▸ Supplied data
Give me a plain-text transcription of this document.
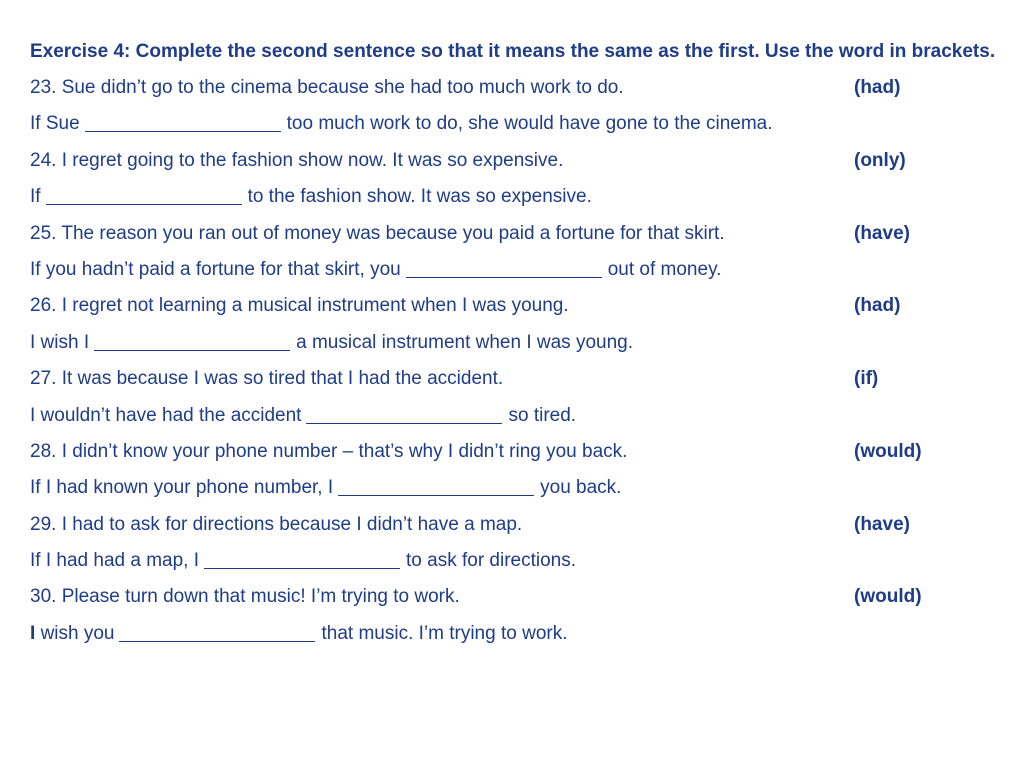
Exercise 4: Complete the second sentence so that it means the same as the first. Use the word in brackets.

23. Sue didn’t go to the cinema because she had too much work to do.	(had)
If Sue	too much work to do, she would have gone to the cinema.
24. I regret going to the fashion show now. It was so expensive.	(only)
If	to the fashion show. It was so expensive.
25. The reason you ran out of money was because you paid a fortune for that skirt.	(have)
If you hadn’t paid a fortune for that skirt, you	out of money.
26. I regret not learning a musical instrument when I was young.	(had)
I wish I	a musical instrument when I was young.
27. It was because I was so tired that I had the accident.	(if)
I wouldn’t have had the accident	so tired.
28. I didn’t know your phone number – that’s why I didn’t ring you back.	(would)
If I had known your phone number, I	you back.
29. I had to ask for directions because I didn’t have a map.	(have)
If I had had a map, I	to ask for directions.
30. Please turn down that music! I’m trying to work.	(would)
I wish you	that music. I’m trying to work.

▸ Task requirements
Give nothing but the count of lines in the listing above that hold the string "when".

▸ Exercise solution
2